■ Written instruction:
Collect every line of the records below that contains the word "Maintainers".

======

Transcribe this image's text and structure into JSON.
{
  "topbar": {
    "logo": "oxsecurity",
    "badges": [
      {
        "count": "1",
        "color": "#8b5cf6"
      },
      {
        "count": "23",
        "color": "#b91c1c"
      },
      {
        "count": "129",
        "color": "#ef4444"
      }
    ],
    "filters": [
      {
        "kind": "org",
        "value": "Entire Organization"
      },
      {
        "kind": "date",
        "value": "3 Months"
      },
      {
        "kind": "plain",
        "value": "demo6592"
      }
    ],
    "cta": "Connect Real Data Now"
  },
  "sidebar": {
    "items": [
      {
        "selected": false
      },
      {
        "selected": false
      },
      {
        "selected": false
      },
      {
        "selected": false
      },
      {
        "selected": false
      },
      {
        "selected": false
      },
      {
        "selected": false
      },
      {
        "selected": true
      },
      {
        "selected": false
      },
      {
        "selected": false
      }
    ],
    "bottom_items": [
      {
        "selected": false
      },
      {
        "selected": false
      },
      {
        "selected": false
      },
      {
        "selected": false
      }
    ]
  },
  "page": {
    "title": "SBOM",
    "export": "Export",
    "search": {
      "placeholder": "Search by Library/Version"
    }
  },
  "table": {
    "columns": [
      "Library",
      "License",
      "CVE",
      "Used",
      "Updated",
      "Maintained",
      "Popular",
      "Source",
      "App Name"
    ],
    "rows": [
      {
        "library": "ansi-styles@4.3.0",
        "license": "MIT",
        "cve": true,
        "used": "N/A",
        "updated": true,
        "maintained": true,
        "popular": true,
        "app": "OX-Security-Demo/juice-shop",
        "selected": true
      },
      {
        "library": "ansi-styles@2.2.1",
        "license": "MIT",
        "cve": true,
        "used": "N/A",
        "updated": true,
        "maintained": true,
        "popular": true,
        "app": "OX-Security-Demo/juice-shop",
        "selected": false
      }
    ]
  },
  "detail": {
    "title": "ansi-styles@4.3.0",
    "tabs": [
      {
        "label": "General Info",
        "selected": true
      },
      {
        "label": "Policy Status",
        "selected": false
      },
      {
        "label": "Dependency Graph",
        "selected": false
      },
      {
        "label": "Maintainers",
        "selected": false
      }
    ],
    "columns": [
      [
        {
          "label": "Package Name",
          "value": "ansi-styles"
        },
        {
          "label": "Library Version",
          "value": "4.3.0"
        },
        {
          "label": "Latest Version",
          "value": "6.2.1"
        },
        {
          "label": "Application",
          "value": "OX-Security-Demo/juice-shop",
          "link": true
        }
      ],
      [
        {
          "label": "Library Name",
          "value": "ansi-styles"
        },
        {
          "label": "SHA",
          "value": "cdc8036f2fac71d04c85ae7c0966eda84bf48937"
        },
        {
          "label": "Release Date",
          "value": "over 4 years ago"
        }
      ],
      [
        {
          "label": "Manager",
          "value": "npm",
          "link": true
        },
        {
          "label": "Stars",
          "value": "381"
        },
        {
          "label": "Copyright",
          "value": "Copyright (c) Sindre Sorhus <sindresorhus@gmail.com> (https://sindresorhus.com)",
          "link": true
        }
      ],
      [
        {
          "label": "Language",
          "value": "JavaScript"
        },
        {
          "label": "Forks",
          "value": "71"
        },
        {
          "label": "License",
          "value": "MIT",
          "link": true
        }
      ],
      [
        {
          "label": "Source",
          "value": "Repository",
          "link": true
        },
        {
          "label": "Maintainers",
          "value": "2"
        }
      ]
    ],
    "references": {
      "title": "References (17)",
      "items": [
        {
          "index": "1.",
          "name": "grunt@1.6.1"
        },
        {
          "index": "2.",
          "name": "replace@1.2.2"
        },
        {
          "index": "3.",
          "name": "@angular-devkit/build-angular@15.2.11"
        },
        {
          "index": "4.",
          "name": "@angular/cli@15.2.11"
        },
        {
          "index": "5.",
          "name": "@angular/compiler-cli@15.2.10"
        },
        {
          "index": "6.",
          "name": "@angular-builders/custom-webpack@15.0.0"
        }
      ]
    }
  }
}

======

■ Exercise response:
        "label": "Maintainers",
          "label": "Maintainers",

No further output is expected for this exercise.